## OBJECTIVE
Your answer should be one number: the count of lines in these entries that hold the word "content".

[Extracts from a graphics dataset]
— start —
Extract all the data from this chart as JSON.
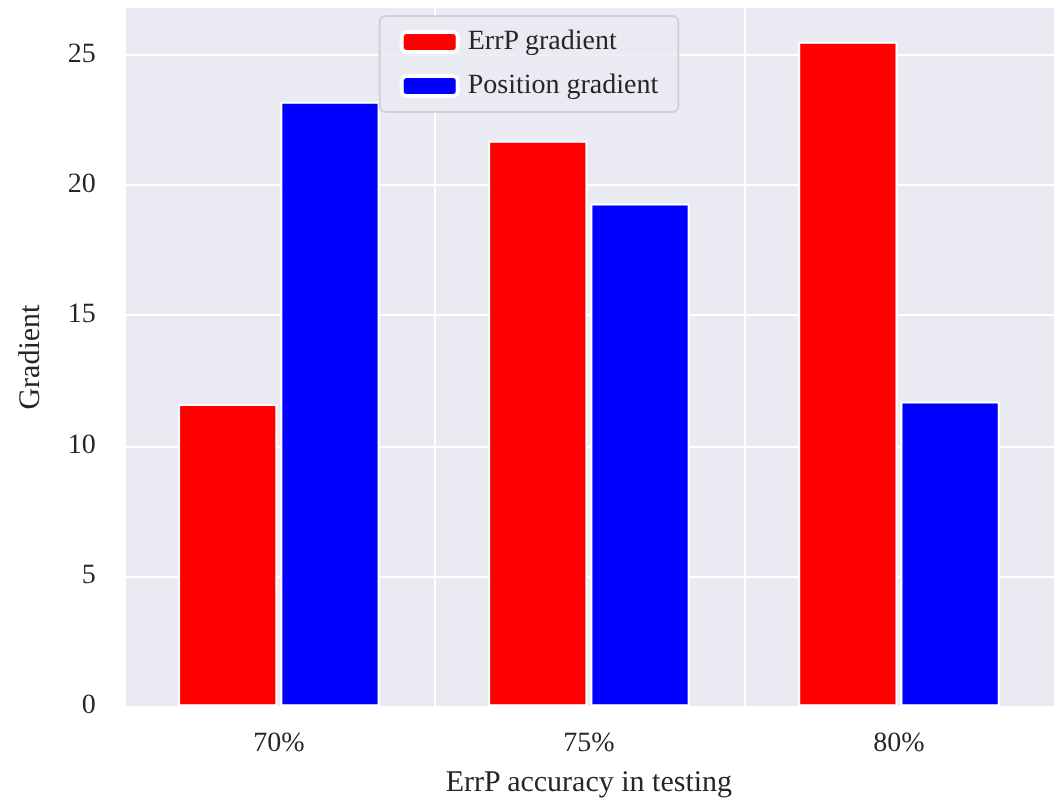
{
  "chart_data": {
    "type": "bar",
    "xlabel": "ErrP accuracy in testing",
    "ylabel": "Gradient",
    "categories": [
      "70%",
      "75%",
      "80%"
    ],
    "series": [
      {
        "name": "ErrP gradient",
        "color": "#ff0000",
        "values": [
          11.6,
          21.7,
          25.5
        ]
      },
      {
        "name": "Position gradient",
        "color": "#0000ff",
        "values": [
          23.2,
          19.3,
          11.7
        ]
      }
    ],
    "ylim": [
      0,
      26.8
    ],
    "yticks": [
      0,
      5,
      10,
      15,
      20,
      25
    ],
    "grid": true,
    "legend": "top"
  }
}
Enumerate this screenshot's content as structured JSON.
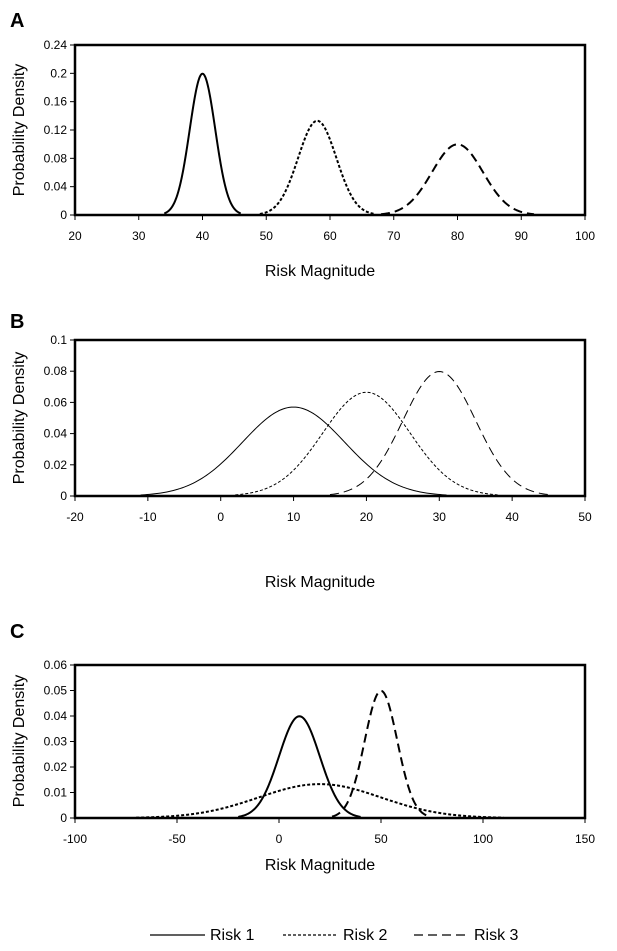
{
  "colors": {
    "line": "#000000",
    "frame": "#000000",
    "background": "#ffffff"
  },
  "legend": {
    "placement": "bottom",
    "entries": [
      {
        "label": "Risk 1",
        "style": "solid"
      },
      {
        "label": "Risk 2",
        "style": "dotted"
      },
      {
        "label": "Risk 3",
        "style": "dashed"
      }
    ]
  },
  "chart_data": [
    {
      "type": "line",
      "panel_label": "A",
      "xlabel": "Risk Magnitude",
      "ylabel": "Probability Density",
      "xlim": [
        20,
        100
      ],
      "ylim": [
        0,
        0.24
      ],
      "x_ticks": [
        20,
        30,
        40,
        50,
        60,
        70,
        80,
        90,
        100
      ],
      "y_ticks": [
        0,
        0.04,
        0.08,
        0.12,
        0.16,
        0.2,
        0.24
      ],
      "grid": false,
      "line_weight": "thick",
      "series": [
        {
          "label": "Risk 1",
          "style": "solid",
          "mean": 40,
          "sd": 2,
          "x_range": [
            34,
            46
          ]
        },
        {
          "label": "Risk 2",
          "style": "dotted",
          "mean": 58,
          "sd": 3,
          "x_range": [
            49,
            67
          ]
        },
        {
          "label": "Risk 3",
          "style": "dashed",
          "mean": 80,
          "sd": 4,
          "x_range": [
            68,
            92
          ]
        }
      ]
    },
    {
      "type": "line",
      "panel_label": "B",
      "xlabel": "Risk Magnitude",
      "ylabel": "Probability Density",
      "xlim": [
        -20,
        50
      ],
      "ylim": [
        0,
        0.1
      ],
      "x_ticks": [
        -20,
        -10,
        0,
        10,
        20,
        30,
        40,
        50
      ],
      "y_ticks": [
        0,
        0.02,
        0.04,
        0.06,
        0.08,
        0.1
      ],
      "grid": false,
      "line_weight": "thin",
      "series": [
        {
          "label": "Risk 1",
          "style": "solid",
          "mean": 10,
          "sd": 7,
          "x_range": [
            -11,
            31
          ]
        },
        {
          "label": "Risk 2",
          "style": "dotted",
          "mean": 20,
          "sd": 6,
          "x_range": [
            2,
            38
          ]
        },
        {
          "label": "Risk 3",
          "style": "dashed",
          "mean": 30,
          "sd": 5,
          "x_range": [
            15,
            45
          ]
        }
      ]
    },
    {
      "type": "line",
      "panel_label": "C",
      "xlabel": "Risk Magnitude",
      "ylabel": "Probability Density",
      "xlim": [
        -100,
        150
      ],
      "ylim": [
        0,
        0.06
      ],
      "x_ticks": [
        -100,
        -50,
        0,
        50,
        100,
        150
      ],
      "y_ticks": [
        0,
        0.01,
        0.02,
        0.03,
        0.04,
        0.05,
        0.06
      ],
      "grid": false,
      "line_weight": "thick",
      "series": [
        {
          "label": "Risk 1",
          "style": "solid",
          "mean": 10,
          "sd": 10,
          "x_range": [
            -20,
            40
          ]
        },
        {
          "label": "Risk 2",
          "style": "dotted",
          "mean": 20,
          "sd": 30,
          "x_range": [
            -70,
            110
          ]
        },
        {
          "label": "Risk 3",
          "style": "dashed",
          "mean": 50,
          "sd": 8,
          "x_range": [
            26,
            74
          ]
        }
      ]
    }
  ]
}
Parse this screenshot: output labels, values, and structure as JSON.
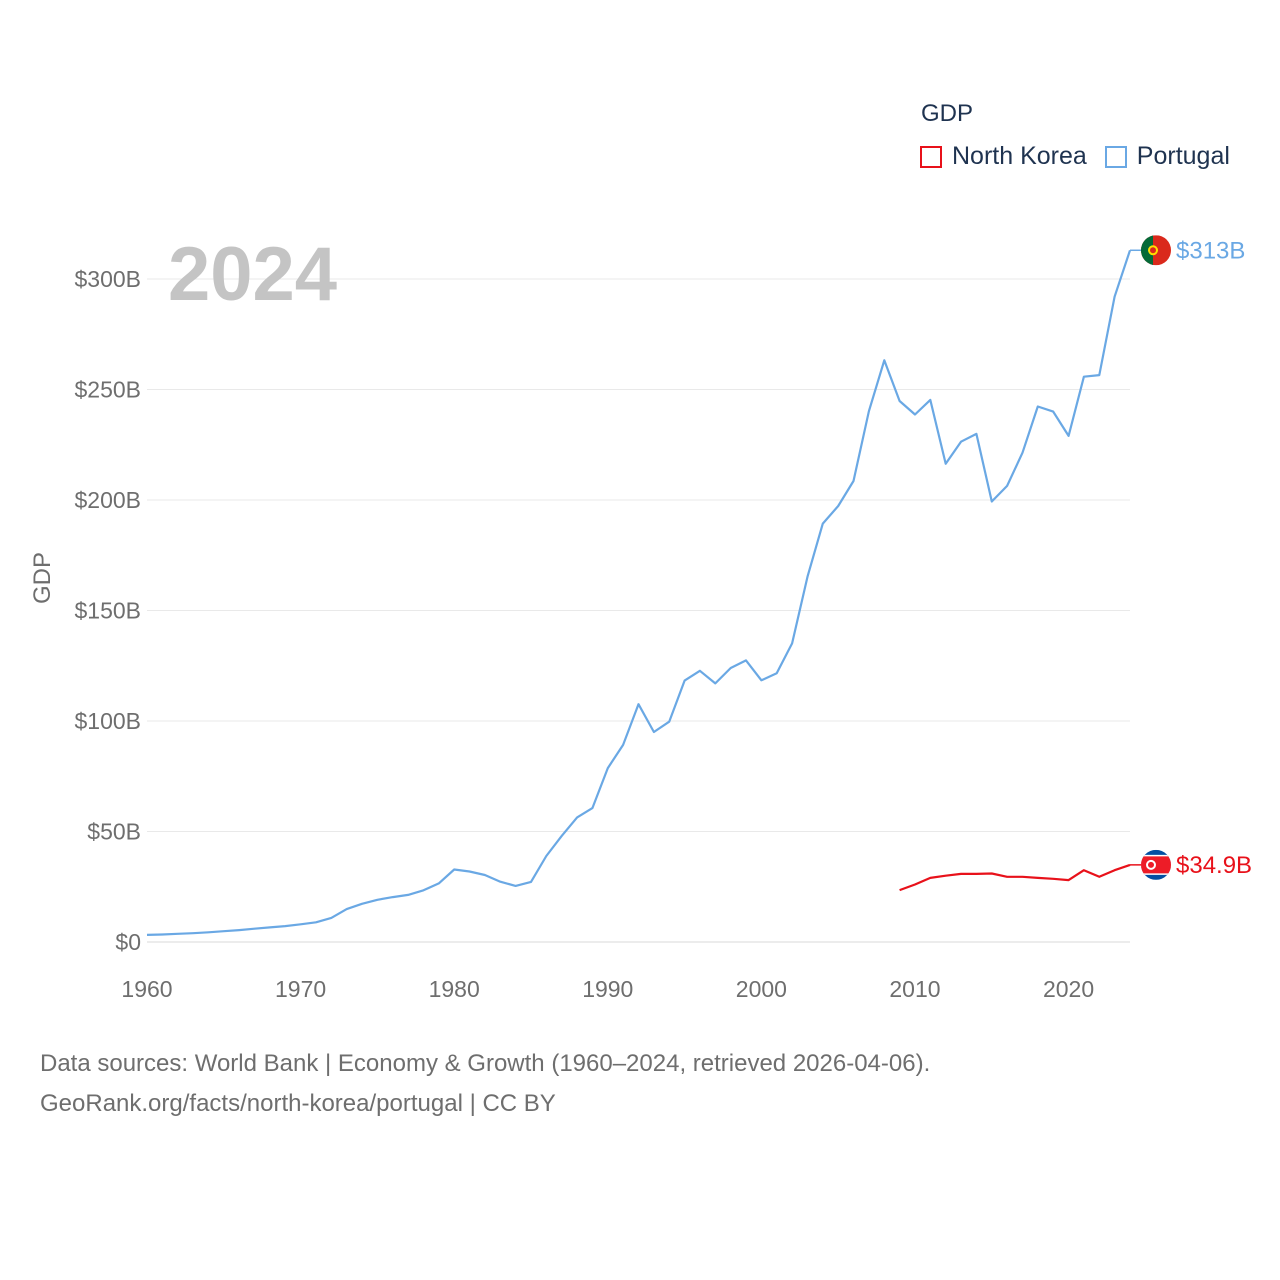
{
  "chart_data": {
    "type": "line",
    "year_label": "2024",
    "ylabel": "GDP",
    "xlim": [
      1960,
      2024
    ],
    "ylim": [
      0,
      300
    ],
    "y_unit": "billions USD",
    "x_ticks": [
      "1960",
      "1970",
      "1980",
      "1990",
      "2000",
      "2010",
      "2020"
    ],
    "y_ticks": [
      "$0",
      "$50B",
      "$100B",
      "$150B",
      "$200B",
      "$250B",
      "$300B"
    ],
    "legend_title": "GDP",
    "series": [
      {
        "name": "North Korea",
        "color": "#e8111a",
        "end_label": "$34.9B",
        "x": [
          2009,
          2010,
          2011,
          2012,
          2013,
          2014,
          2015,
          2016,
          2017,
          2018,
          2019,
          2020,
          2021,
          2022,
          2023,
          2024
        ],
        "values": [
          23.5,
          26.0,
          29.0,
          30.0,
          30.8,
          30.8,
          31.0,
          29.5,
          29.5,
          29.0,
          28.6,
          28.0,
          32.5,
          29.5,
          32.5,
          34.9
        ]
      },
      {
        "name": "Portugal",
        "color": "#6aa8e4",
        "end_label": "$313B",
        "x": [
          1960,
          1961,
          1962,
          1963,
          1964,
          1965,
          1966,
          1967,
          1968,
          1969,
          1970,
          1971,
          1972,
          1973,
          1974,
          1975,
          1976,
          1977,
          1978,
          1979,
          1980,
          1981,
          1982,
          1983,
          1984,
          1985,
          1986,
          1987,
          1988,
          1989,
          1990,
          1991,
          1992,
          1993,
          1994,
          1995,
          1996,
          1997,
          1998,
          1999,
          2000,
          2001,
          2002,
          2003,
          2004,
          2005,
          2006,
          2007,
          2008,
          2009,
          2010,
          2011,
          2012,
          2013,
          2014,
          2015,
          2016,
          2017,
          2018,
          2019,
          2020,
          2021,
          2022,
          2023,
          2024
        ],
        "values": [
          3.2,
          3.4,
          3.7,
          4.0,
          4.4,
          4.9,
          5.4,
          6.0,
          6.6,
          7.2,
          8.0,
          8.9,
          10.9,
          14.9,
          17.3,
          19.1,
          20.3,
          21.3,
          23.4,
          26.5,
          32.8,
          31.9,
          30.3,
          27.3,
          25.4,
          27.2,
          38.9,
          48.0,
          56.4,
          60.6,
          78.7,
          89.2,
          107.6,
          95.0,
          99.7,
          118.3,
          122.7,
          117.0,
          124.0,
          127.4,
          118.4,
          121.6,
          135.1,
          165.3,
          189.3,
          197.3,
          208.6,
          240.2,
          263.2,
          244.8,
          238.7,
          245.3,
          216.4,
          226.4,
          229.9,
          199.3,
          206.4,
          221.4,
          242.3,
          240.0,
          229.0,
          255.8,
          256.5,
          292.0,
          313.0
        ]
      }
    ]
  },
  "source": {
    "line1": "Data sources: World Bank | Economy & Growth (1960–2024, retrieved 2026-04-06).",
    "line2": "GeoRank.org/facts/north-korea/portugal | CC BY"
  }
}
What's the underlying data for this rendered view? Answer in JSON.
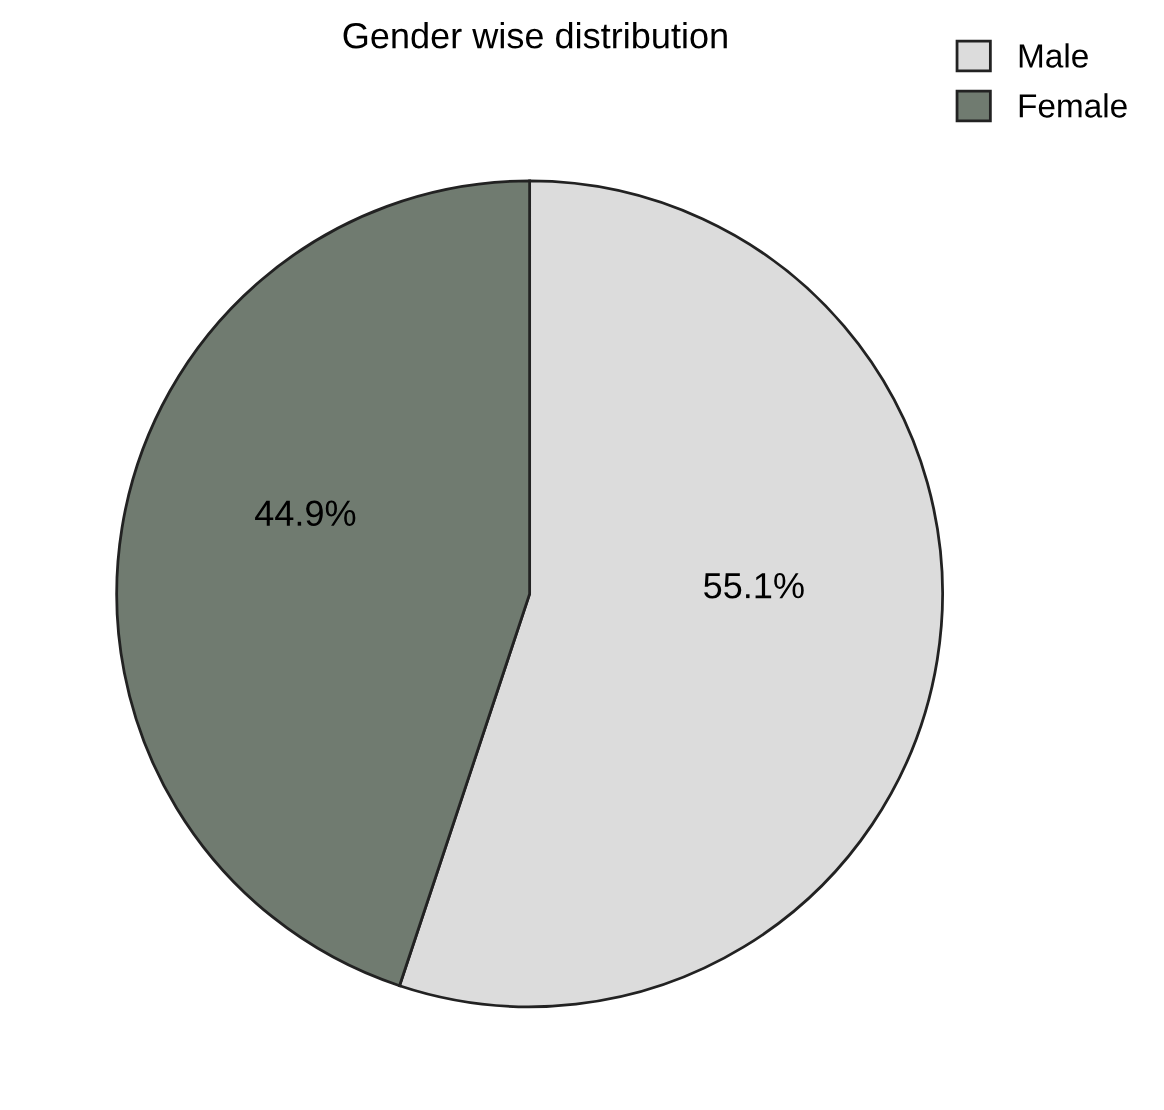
{
  "chart_data": {
    "type": "pie",
    "title": "Gender wise distribution",
    "categories": [
      "Male",
      "Female"
    ],
    "values": [
      55.1,
      44.9
    ],
    "colors": [
      "#dcdcdc",
      "#707b70"
    ],
    "value_labels": [
      "55.1%",
      "44.9%"
    ],
    "legend": "top right"
  }
}
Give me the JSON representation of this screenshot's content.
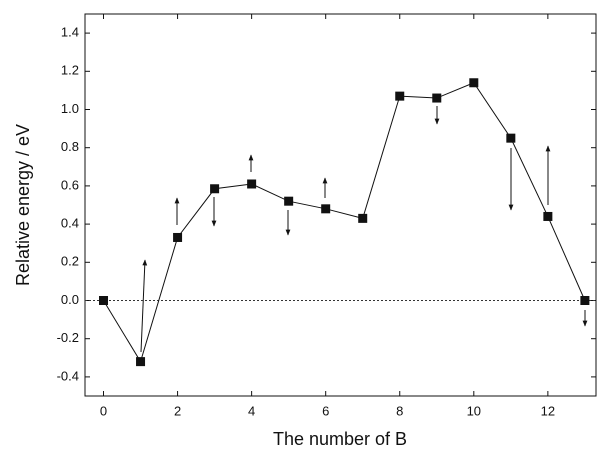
{
  "chart_data": {
    "type": "line",
    "x_label": "The number of B",
    "y_label": "Relative energy / eV",
    "x": [
      0,
      1,
      2,
      3,
      4,
      5,
      6,
      7,
      8,
      9,
      10,
      11,
      12,
      13
    ],
    "series": [
      {
        "color": "#111111",
        "values": [
          0.0,
          -0.32,
          0.33,
          0.585,
          0.61,
          0.52,
          0.48,
          0.43,
          1.07,
          1.06,
          1.14,
          0.85,
          0.44,
          0.0
        ]
      }
    ],
    "xlim": [
      -0.5,
      13.3
    ],
    "ylim": [
      -0.5,
      1.5
    ],
    "xticks": [
      0,
      2,
      4,
      6,
      8,
      10,
      12
    ],
    "yticks": [
      -0.4,
      -0.2,
      {
        "value": 0,
        "label": "0.0"
      },
      0.2,
      0.4,
      0.6,
      0.8,
      {
        "value": 1,
        "label": "1.0"
      },
      1.2,
      1.4
    ],
    "reference_line": 0
  }
}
— end —
## WRITTEN REPLY
2